§ Written exercise
Look through the material below for "monthly". Copy every line that contains it.

== == ==

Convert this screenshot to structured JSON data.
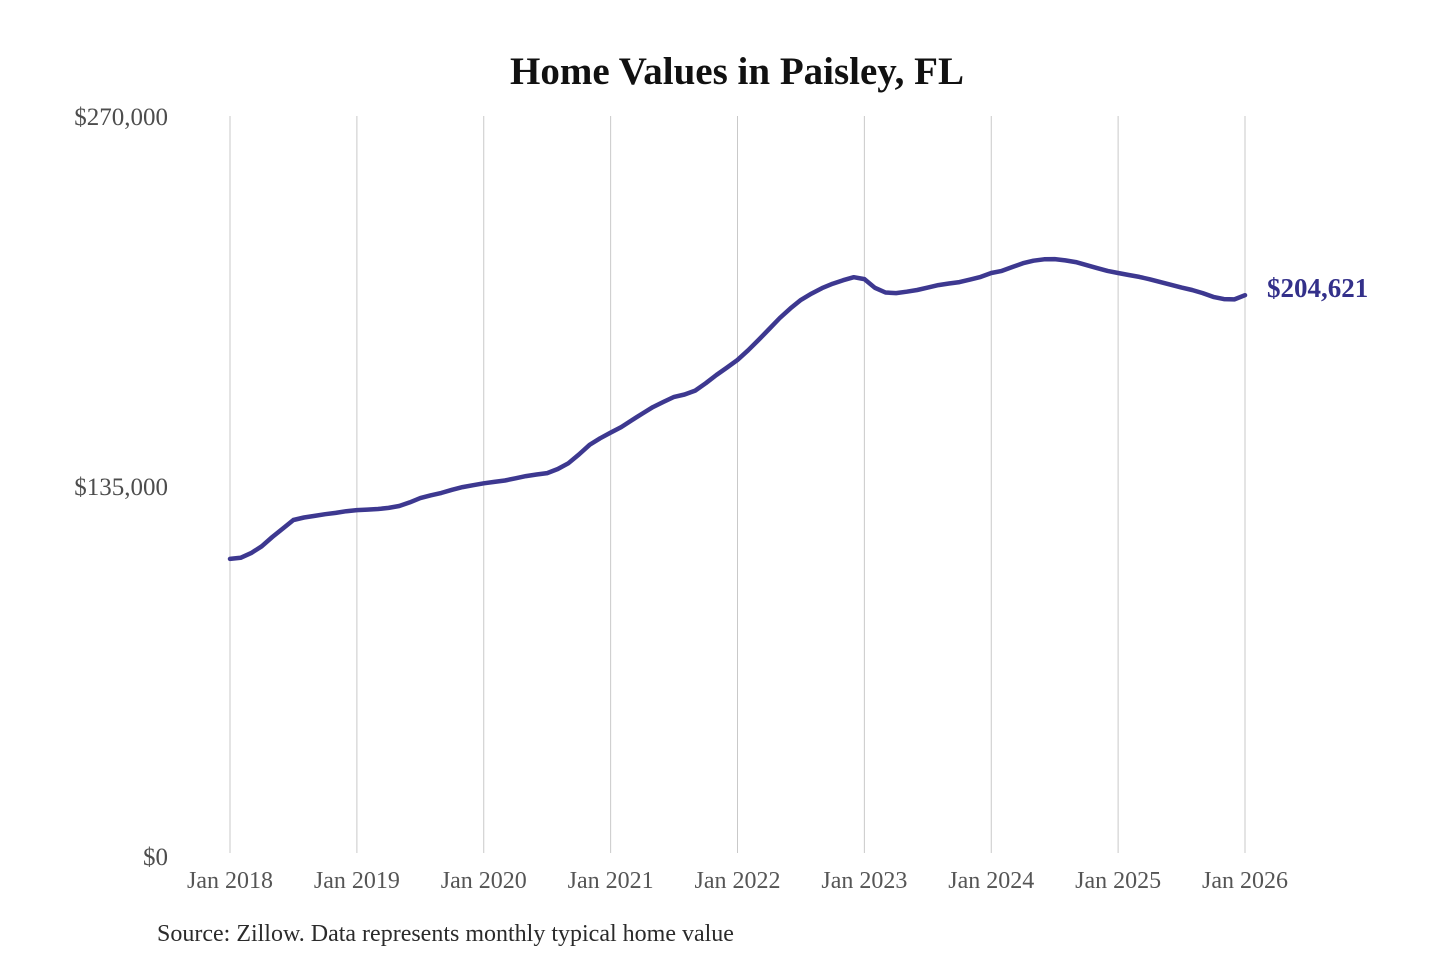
{
  "chart_data": {
    "type": "line",
    "title": "Home Values in Paisley, FL",
    "source_note": "Source: Zillow. Data represents monthly typical home value",
    "end_label": "$204,621",
    "end_value": 204621,
    "ylabel": "",
    "xlabel": "",
    "ylim": [
      0,
      270000
    ],
    "y_ticks": [
      0,
      135000,
      270000
    ],
    "y_tick_labels": [
      "$0",
      "$135,000",
      "$270,000"
    ],
    "x_tick_labels": [
      "Jan 2018",
      "Jan 2019",
      "Jan 2020",
      "Jan 2021",
      "Jan 2022",
      "Jan 2023",
      "Jan 2024",
      "Jan 2025",
      "Jan 2026"
    ],
    "x_start_month": "2018-01",
    "x_end_month": "2026-01",
    "grid": "vertical-only",
    "legend": "none",
    "colors": {
      "line": "#3d3890",
      "end_label": "#33308a",
      "title": "#111111",
      "x_axis_labels": "#555555",
      "y_axis_labels": "#4d4d4d",
      "gridline": "#c9c9c9",
      "source_text": "#2b2b2b",
      "background": "#ffffff"
    },
    "series": [
      {
        "name": "Typical home value (monthly)",
        "values": [
          108400,
          108800,
          110500,
          113000,
          116400,
          119500,
          122600,
          123500,
          124100,
          124700,
          125200,
          125800,
          126200,
          126400,
          126600,
          127000,
          127700,
          129000,
          130600,
          131600,
          132500,
          133600,
          134600,
          135300,
          136000,
          136500,
          137000,
          137800,
          138600,
          139200,
          139700,
          141200,
          143300,
          146500,
          150000,
          152400,
          154500,
          156500,
          159000,
          161400,
          163800,
          165700,
          167500,
          168400,
          169800,
          172500,
          175500,
          178200,
          181000,
          184500,
          188300,
          192300,
          196300,
          199800,
          202900,
          205200,
          207200,
          208800,
          210100,
          211200,
          210500,
          207300,
          205600,
          205400,
          205900,
          206500,
          207400,
          208300,
          208900,
          209400,
          210300,
          211300,
          212700,
          213500,
          214900,
          216300,
          217200,
          217700,
          217800,
          217300,
          216700,
          215600,
          214500,
          213500,
          212700,
          212000,
          211300,
          210400,
          209400,
          208400,
          207400,
          206500,
          205400,
          204000,
          203200,
          203100,
          204621
        ]
      }
    ]
  }
}
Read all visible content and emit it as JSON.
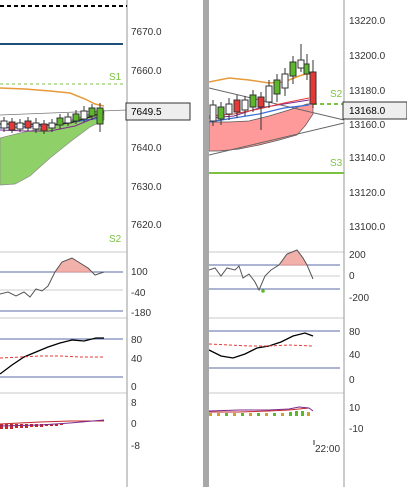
{
  "left_chart": {
    "price_axis": [
      "7670.0",
      "7660.0",
      "7640.0",
      "7630.0",
      "7620.0"
    ],
    "current_price": "7649.5",
    "level_labels": {
      "upper": "S1",
      "lower": "S2"
    },
    "rsi_axis": [
      "100",
      "-40",
      "-180"
    ],
    "stoch_axis": [
      "80",
      "40",
      "0"
    ],
    "macd_axis": [
      "8",
      "0",
      "-8"
    ]
  },
  "right_chart": {
    "price_axis": [
      "13220.0",
      "13200.0",
      "13180.0",
      "13160.0",
      "13140.0",
      "13120.0",
      "13100.0"
    ],
    "current_price": "13168.0",
    "level_labels": {
      "upper": "S2",
      "lower": "S3"
    },
    "rsi_axis": [
      "200",
      "0",
      "-200"
    ],
    "stoch_axis": [
      "80",
      "40",
      "0"
    ],
    "macd_axis": [
      "10",
      "-10"
    ],
    "time_label": "22:00"
  },
  "colors": {
    "bull": "#5cb82a",
    "bear": "#e53935",
    "pivot": "#1f4e79",
    "cloud_bull": "#8fd168",
    "cloud_bear": "#ff9a9a",
    "separator": "#a8a8a8",
    "level": "#7cc242"
  }
}
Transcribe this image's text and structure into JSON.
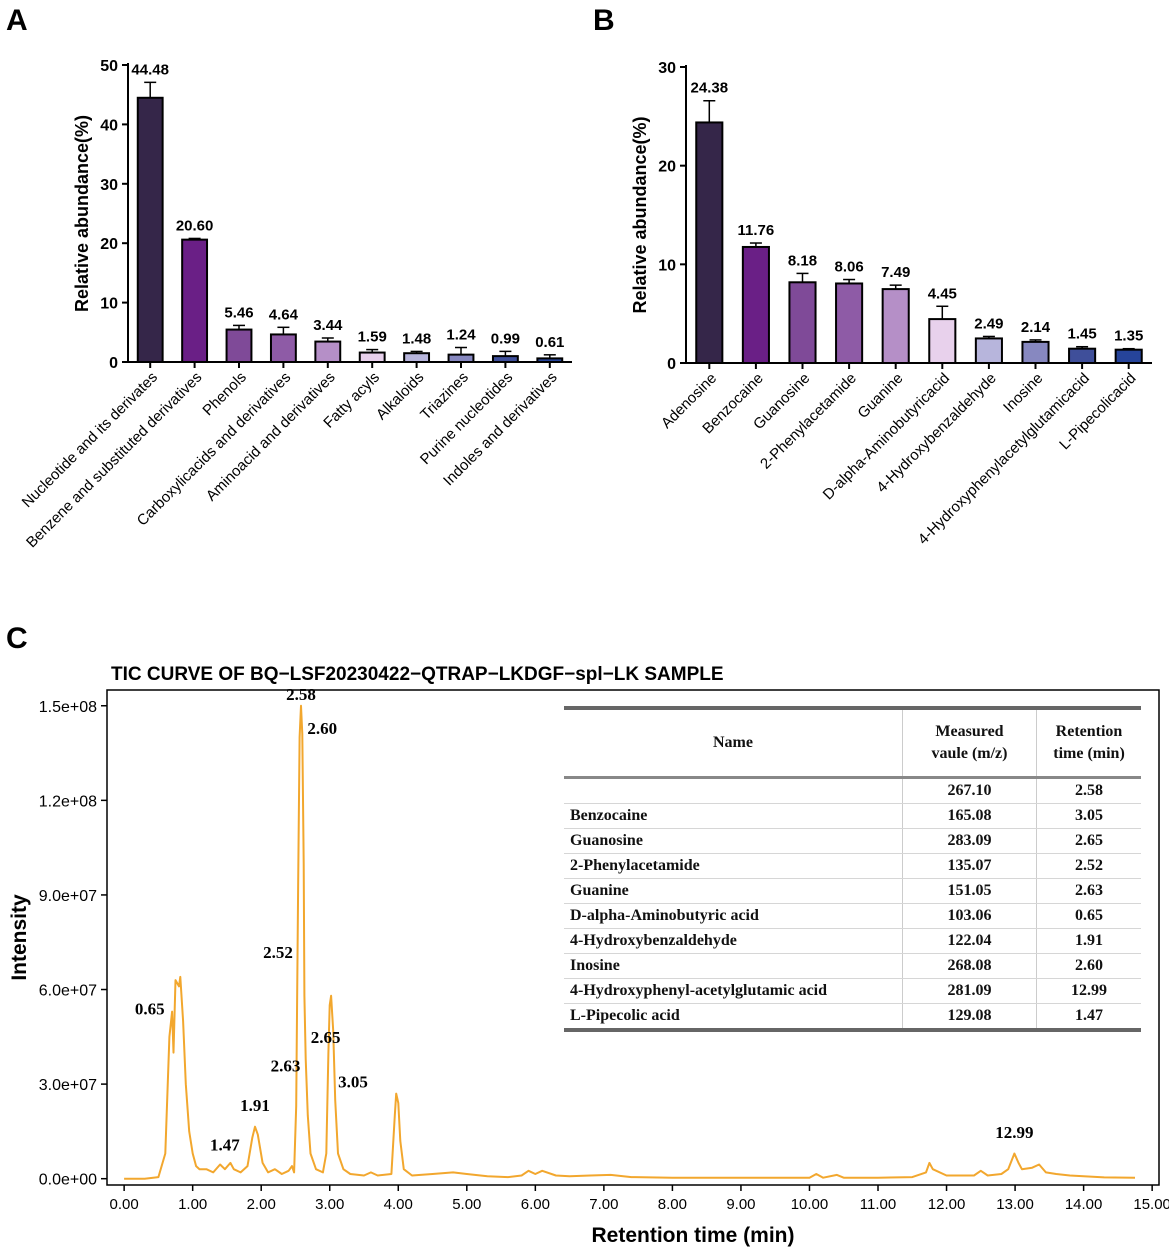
{
  "panels": {
    "a_label": "A",
    "b_label": "B",
    "c_label": "C"
  },
  "colors": {
    "bar_palette": [
      "#352649",
      "#6a1f86",
      "#7f4a98",
      "#8e5ba6",
      "#b58fc7",
      "#e8d1ec",
      "#b7b5dc",
      "#8788c0",
      "#3f4f9a",
      "#26449a"
    ],
    "tic_line": "#f2a72e"
  },
  "chart_data": [
    {
      "id": "A",
      "type": "bar",
      "ylabel": "Relative abundance(%)",
      "ylim": [
        0,
        50
      ],
      "yticks": [
        0,
        10,
        20,
        30,
        40,
        50
      ],
      "categories": [
        "Nucleotide and its derivates",
        "Benzene and substituted derivatives",
        "Phenols",
        "Carboxylicacids and derivatives",
        "Aminoacid and derivatives",
        "Fatty acyls",
        "Alkaloids",
        "Triazines",
        "Purine nucleotides",
        "Indoles and derivatives"
      ],
      "values": [
        44.48,
        20.6,
        5.46,
        4.64,
        3.44,
        1.59,
        1.48,
        1.24,
        0.99,
        0.61
      ],
      "value_labels": [
        "44.48",
        "20.60",
        "5.46",
        "4.64",
        "3.44",
        "1.59",
        "1.48",
        "1.24",
        "0.99",
        "0.61"
      ],
      "errors": [
        2.6,
        0.2,
        0.7,
        1.2,
        0.6,
        0.5,
        0.3,
        1.2,
        0.8,
        0.6
      ]
    },
    {
      "id": "B",
      "type": "bar",
      "ylabel": "Relative abundance(%)",
      "ylim": [
        0,
        30
      ],
      "yticks": [
        0,
        10,
        20,
        30
      ],
      "categories": [
        "Adenosine",
        "Benzocaine",
        "Guanosine",
        "2-Phenylacetamide",
        "Guanine",
        "D-alpha-Aminobutyricacid",
        "4-Hydroxybenzaldehyde",
        "Inosine",
        "4-Hydroxyphenylacetylglutamicacid",
        "L-Pipecolicacid"
      ],
      "values": [
        24.38,
        11.76,
        8.18,
        8.06,
        7.49,
        4.45,
        2.49,
        2.14,
        1.45,
        1.35
      ],
      "value_labels": [
        "24.38",
        "11.76",
        "8.18",
        "8.06",
        "7.49",
        "4.45",
        "2.49",
        "2.14",
        "1.45",
        "1.35"
      ],
      "errors": [
        2.2,
        0.4,
        0.9,
        0.4,
        0.4,
        1.3,
        0.2,
        0.2,
        0.2,
        0.1
      ]
    },
    {
      "id": "C",
      "type": "line",
      "title": "TIC CURVE OF BQ−LSF20230422−QTRAP−LKDGF−spl−LK SAMPLE",
      "xlabel": "Retention time (min)",
      "ylabel": "Intensity",
      "xlim": [
        -0.25,
        15.1
      ],
      "ylim": [
        -2000000,
        155000000
      ],
      "xticks": [
        0,
        1,
        2,
        3,
        4,
        5,
        6,
        7,
        8,
        9,
        10,
        11,
        12,
        13,
        14,
        15
      ],
      "xtick_labels": [
        "0.00",
        "1.00",
        "2.00",
        "3.00",
        "4.00",
        "5.00",
        "6.00",
        "7.00",
        "8.00",
        "9.00",
        "10.00",
        "11.00",
        "12.00",
        "13.00",
        "14.00",
        "15.00"
      ],
      "yticks": [
        0,
        30000000,
        60000000,
        90000000,
        120000000,
        150000000
      ],
      "ytick_labels": [
        "0.0e+00",
        "3.0e+07",
        "6.0e+07",
        "9.0e+07",
        "1.2e+08",
        "1.5e+08"
      ],
      "points": [
        [
          0.0,
          0
        ],
        [
          0.3,
          0
        ],
        [
          0.5,
          500000.0
        ],
        [
          0.6,
          8000000.0
        ],
        [
          0.66,
          45000000.0
        ],
        [
          0.7,
          53000000.0
        ],
        [
          0.72,
          40000000.0
        ],
        [
          0.75,
          63000000.0
        ],
        [
          0.8,
          61000000.0
        ],
        [
          0.82,
          64000000.0
        ],
        [
          0.86,
          50000000.0
        ],
        [
          0.9,
          30000000.0
        ],
        [
          0.95,
          15000000.0
        ],
        [
          1.0,
          8000000.0
        ],
        [
          1.05,
          4000000.0
        ],
        [
          1.1,
          3000000.0
        ],
        [
          1.2,
          3000000.0
        ],
        [
          1.3,
          2000000.0
        ],
        [
          1.4,
          4500000.0
        ],
        [
          1.47,
          3000000.0
        ],
        [
          1.55,
          5000000.0
        ],
        [
          1.6,
          3000000.0
        ],
        [
          1.7,
          2000000.0
        ],
        [
          1.8,
          4000000.0
        ],
        [
          1.87,
          13000000.0
        ],
        [
          1.91,
          16500000.0
        ],
        [
          1.95,
          14000000.0
        ],
        [
          2.02,
          5000000.0
        ],
        [
          2.1,
          2000000.0
        ],
        [
          2.2,
          3000000.0
        ],
        [
          2.3,
          1500000.0
        ],
        [
          2.4,
          2500000.0
        ],
        [
          2.45,
          4000000.0
        ],
        [
          2.48,
          2000000.0
        ],
        [
          2.51,
          23000000.0
        ],
        [
          2.52,
          45000000.0
        ],
        [
          2.54,
          95000000.0
        ],
        [
          2.56,
          140000000.0
        ],
        [
          2.58,
          150000000.0
        ],
        [
          2.6,
          141000000.0
        ],
        [
          2.62,
          100000000.0
        ],
        [
          2.63,
          58000000.0
        ],
        [
          2.65,
          38000000.0
        ],
        [
          2.68,
          20000000.0
        ],
        [
          2.72,
          8000000.0
        ],
        [
          2.8,
          3000000.0
        ],
        [
          2.9,
          2000000.0
        ],
        [
          2.95,
          8000000.0
        ],
        [
          2.98,
          40000000.0
        ],
        [
          3.0,
          55000000.0
        ],
        [
          3.02,
          58000000.0
        ],
        [
          3.05,
          47000000.0
        ],
        [
          3.08,
          25000000.0
        ],
        [
          3.12,
          8000000.0
        ],
        [
          3.2,
          3000000.0
        ],
        [
          3.3,
          1500000.0
        ],
        [
          3.5,
          1000000.0
        ],
        [
          3.6,
          2000000.0
        ],
        [
          3.7,
          1000000.0
        ],
        [
          3.9,
          1500000.0
        ],
        [
          3.95,
          20000000.0
        ],
        [
          3.97,
          27000000.0
        ],
        [
          4.0,
          24000000.0
        ],
        [
          4.03,
          12000000.0
        ],
        [
          4.08,
          3000000.0
        ],
        [
          4.2,
          1000000.0
        ],
        [
          4.5,
          1500000.0
        ],
        [
          4.8,
          2000000.0
        ],
        [
          5.0,
          1500000.0
        ],
        [
          5.3,
          800000.0
        ],
        [
          5.6,
          500000.0
        ],
        [
          5.8,
          1000000.0
        ],
        [
          5.9,
          2500000.0
        ],
        [
          6.0,
          1500000.0
        ],
        [
          6.1,
          2500000.0
        ],
        [
          6.3,
          1000000.0
        ],
        [
          6.5,
          800000.0
        ],
        [
          6.8,
          1000000.0
        ],
        [
          7.1,
          1200000.0
        ],
        [
          7.4,
          500000.0
        ],
        [
          8.0,
          300000.0
        ],
        [
          9.0,
          300000.0
        ],
        [
          10.0,
          300000.0
        ],
        [
          10.1,
          1500000.0
        ],
        [
          10.2,
          300000.0
        ],
        [
          10.4,
          1200000.0
        ],
        [
          10.5,
          300000.0
        ],
        [
          11.0,
          300000.0
        ],
        [
          11.5,
          500000.0
        ],
        [
          11.7,
          2000000.0
        ],
        [
          11.75,
          5000000.0
        ],
        [
          11.8,
          3000000.0
        ],
        [
          12.0,
          1000000.0
        ],
        [
          12.4,
          1000000.0
        ],
        [
          12.5,
          2500000.0
        ],
        [
          12.6,
          1000000.0
        ],
        [
          12.8,
          1500000.0
        ],
        [
          12.9,
          3000000.0
        ],
        [
          12.99,
          8000000.0
        ],
        [
          13.05,
          5000000.0
        ],
        [
          13.1,
          3000000.0
        ],
        [
          13.25,
          3500000.0
        ],
        [
          13.35,
          4500000.0
        ],
        [
          13.45,
          2000000.0
        ],
        [
          13.6,
          1500000.0
        ],
        [
          13.8,
          1000000.0
        ],
        [
          14.0,
          800000.0
        ],
        [
          14.3,
          400000.0
        ],
        [
          14.75,
          300000.0
        ]
      ],
      "peak_labels": [
        {
          "text": "2.58",
          "x": 2.58,
          "y": 150000000,
          "anchor": "top"
        },
        {
          "text": "2.60",
          "x": 2.6,
          "y": 141000000,
          "anchor": "right"
        },
        {
          "text": "2.52",
          "x": 2.52,
          "y": 70000000,
          "anchor": "left"
        },
        {
          "text": "0.65",
          "x": 0.65,
          "y": 52000000,
          "anchor": "left"
        },
        {
          "text": "2.65",
          "x": 2.65,
          "y": 43000000,
          "anchor": "right"
        },
        {
          "text": "2.63",
          "x": 2.63,
          "y": 34000000,
          "anchor": "left"
        },
        {
          "text": "3.05",
          "x": 3.05,
          "y": 29000000,
          "anchor": "right"
        },
        {
          "text": "1.91",
          "x": 1.91,
          "y": 19500000,
          "anchor": "top"
        },
        {
          "text": "1.47",
          "x": 1.47,
          "y": 7000000,
          "anchor": "top"
        },
        {
          "text": "12.99",
          "x": 12.99,
          "y": 11000000,
          "anchor": "top"
        }
      ]
    }
  ],
  "table": {
    "headers": {
      "name": "Name",
      "measured_1": "Measured",
      "measured_2": "vaule (m/z)",
      "retention_1": "Retention",
      "retention_2": "time (min)"
    },
    "rows": [
      {
        "name": "",
        "mz": "267.10",
        "rt": "2.58"
      },
      {
        "name": "Benzocaine",
        "mz": "165.08",
        "rt": "3.05"
      },
      {
        "name": "Guanosine",
        "mz": "283.09",
        "rt": "2.65"
      },
      {
        "name": "2-Phenylacetamide",
        "mz": "135.07",
        "rt": "2.52"
      },
      {
        "name": "Guanine",
        "mz": "151.05",
        "rt": "2.63"
      },
      {
        "name": "D-alpha-Aminobutyric acid",
        "mz": "103.06",
        "rt": "0.65"
      },
      {
        "name": "4-Hydroxybenzaldehyde",
        "mz": "122.04",
        "rt": "1.91"
      },
      {
        "name": "Inosine",
        "mz": "268.08",
        "rt": "2.60"
      },
      {
        "name": "4-Hydroxyphenyl-acetylglutamic acid",
        "mz": "281.09",
        "rt": "12.99"
      },
      {
        "name": "L-Pipecolic acid",
        "mz": "129.08",
        "rt": "1.47"
      }
    ]
  }
}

== == ==

§ Solution to the problem
    "source_note": "Source: Zillow. Data represents monthly typical home value",
        "name": "Typical home value (monthly)",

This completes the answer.